AIM> Each entry below should be written out exactly as it is, with no pictures.

>>>

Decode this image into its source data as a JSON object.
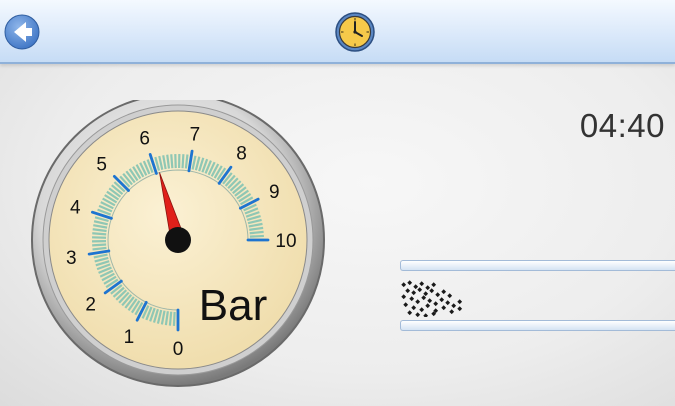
{
  "header": {
    "back_icon": "back-arrow-icon",
    "clock_icon": "clock-icon"
  },
  "time": "04:40",
  "gauge": {
    "unit": "Bar",
    "min": 0,
    "max": 10,
    "value": 6.1,
    "tick_labels": [
      "0",
      "1",
      "2",
      "3",
      "4",
      "5",
      "6",
      "7",
      "8",
      "9",
      "10"
    ]
  },
  "status": {
    "indicator_icon": "pattern-indicator-icon"
  },
  "colors": {
    "header_blue": "#c6dcf5",
    "gauge_face": "#f5e8c4",
    "tick_blue": "#1e74d0",
    "needle_red": "#e0201a",
    "scale_green": "#8fc7b4"
  }
}
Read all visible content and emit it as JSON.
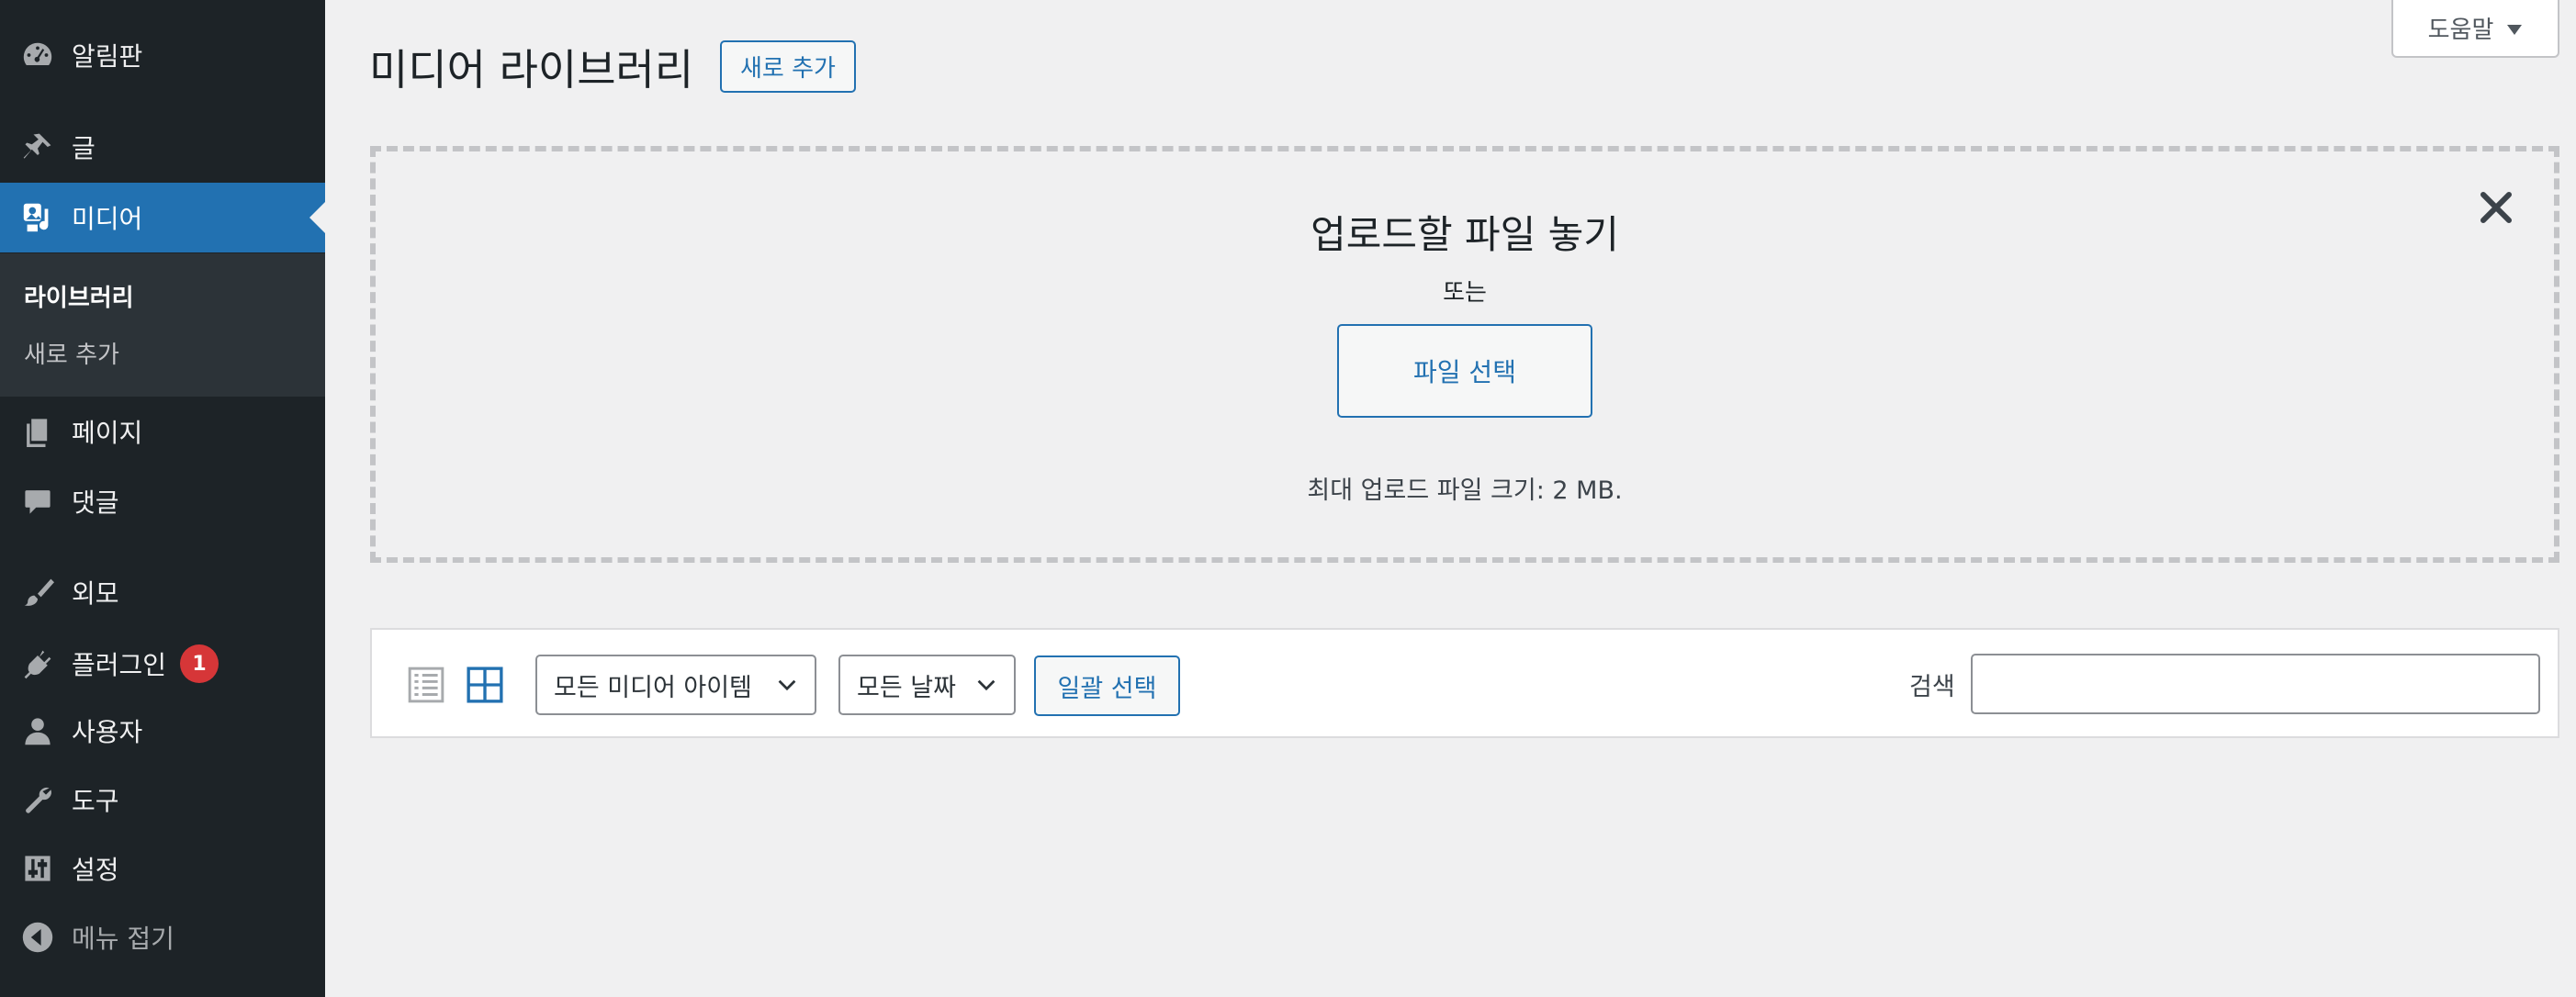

<<<

THE OUTPUT>
Decode this image into its source data as a JSON object.
{
  "header": {
    "back_icon": "back-arrow-icon",
    "clock_icon": "clock-icon"
  },
  "time": "04:40",
  "gauge": {
    "unit": "Bar",
    "min": 0,
    "max": 10,
    "value": 6.1,
    "tick_labels": [
      "0",
      "1",
      "2",
      "3",
      "4",
      "5",
      "6",
      "7",
      "8",
      "9",
      "10"
    ]
  },
  "status": {
    "indicator_icon": "pattern-indicator-icon"
  },
  "colors": {
    "header_blue": "#c6dcf5",
    "gauge_face": "#f5e8c4",
    "tick_blue": "#1e74d0",
    "needle_red": "#e0201a",
    "scale_green": "#8fc7b4"
  }
}
Read all visible content and emit it as JSON.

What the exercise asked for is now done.